--- EXERCISE DETAILS ---
Will you restate verbatim the lines running from the line with "Read out every word on this page." to the end of the data, leaving out everything else?

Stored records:

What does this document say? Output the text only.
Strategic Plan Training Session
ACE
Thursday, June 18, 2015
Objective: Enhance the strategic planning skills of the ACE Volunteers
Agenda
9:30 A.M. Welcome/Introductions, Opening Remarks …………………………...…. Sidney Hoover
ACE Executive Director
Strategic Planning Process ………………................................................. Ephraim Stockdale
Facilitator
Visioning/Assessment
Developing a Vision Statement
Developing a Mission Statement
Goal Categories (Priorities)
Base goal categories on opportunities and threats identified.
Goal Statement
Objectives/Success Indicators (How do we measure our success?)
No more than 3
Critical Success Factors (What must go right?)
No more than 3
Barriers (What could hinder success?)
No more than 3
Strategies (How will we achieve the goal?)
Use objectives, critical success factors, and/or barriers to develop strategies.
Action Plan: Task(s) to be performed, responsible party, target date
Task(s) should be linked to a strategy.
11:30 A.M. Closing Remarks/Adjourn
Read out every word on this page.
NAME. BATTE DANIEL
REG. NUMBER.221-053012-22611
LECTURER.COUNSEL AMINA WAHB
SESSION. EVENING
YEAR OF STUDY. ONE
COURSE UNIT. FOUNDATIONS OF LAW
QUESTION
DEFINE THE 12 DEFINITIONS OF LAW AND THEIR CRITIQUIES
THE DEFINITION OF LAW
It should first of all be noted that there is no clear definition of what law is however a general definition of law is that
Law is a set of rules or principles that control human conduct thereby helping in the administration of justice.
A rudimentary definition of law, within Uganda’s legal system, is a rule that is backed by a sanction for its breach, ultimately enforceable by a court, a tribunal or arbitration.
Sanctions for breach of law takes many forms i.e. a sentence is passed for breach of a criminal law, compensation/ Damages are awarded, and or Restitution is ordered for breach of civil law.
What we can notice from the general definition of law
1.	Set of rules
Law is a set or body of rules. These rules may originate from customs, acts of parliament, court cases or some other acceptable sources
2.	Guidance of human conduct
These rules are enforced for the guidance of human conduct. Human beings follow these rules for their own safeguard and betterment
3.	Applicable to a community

--- REPLY ---
Read out every word on this page.
NAME. BATTE DANIEL
REG. NUMBER.221-053012-22611
LECTURER.COUNSEL AMINA WAHB
SESSION. EVENING
YEAR OF STUDY. ONE
COURSE UNIT. FOUNDATIONS OF LAW
QUESTION
DEFINE THE 12 DEFINITIONS OF LAW AND THEIR CRITIQUIES
THE DEFINITION OF LAW
It should first of all be noted that there is no clear definition of what law is however a general definition of law is that
Law is a set of rules or principles that control human conduct thereby helping in the administration of justice.
A rudimentary definition of law, within Uganda’s legal system, is a rule that is backed by a sanction for its breach, ultimately enforceable by a court, a tribunal or arbitration.
Sanctions for breach of law takes many forms i.e. a sentence is passed for breach of a criminal law, compensation/ Damages are awarded, and or Restitution is ordered for breach of civil law.
What we can notice from the general definition of law
1.	Set of rules
Law is a set or body of rules. These rules may originate from customs, acts of parliament, court cases or some other acceptable sources
2.	Guidance of human conduct
These rules are enforced for the guidance of human conduct. Human beings follow these rules for their own safeguard and betterment
3.	Applicable to a community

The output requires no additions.